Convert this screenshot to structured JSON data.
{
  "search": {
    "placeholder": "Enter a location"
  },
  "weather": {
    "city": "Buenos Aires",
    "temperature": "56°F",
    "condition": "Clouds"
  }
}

AIM OF THE EXERCISE:
Recopy all the lines exactly as they appear.

OUTPUT FOR THIS TASK:
Convert this screenshot to structured JSON data.
{
  "search": {
    "placeholder": "Enter a location"
  },
  "weather": {
    "city": "Buenos Aires",
    "temperature": "56°F",
    "condition": "Clouds"
  }
}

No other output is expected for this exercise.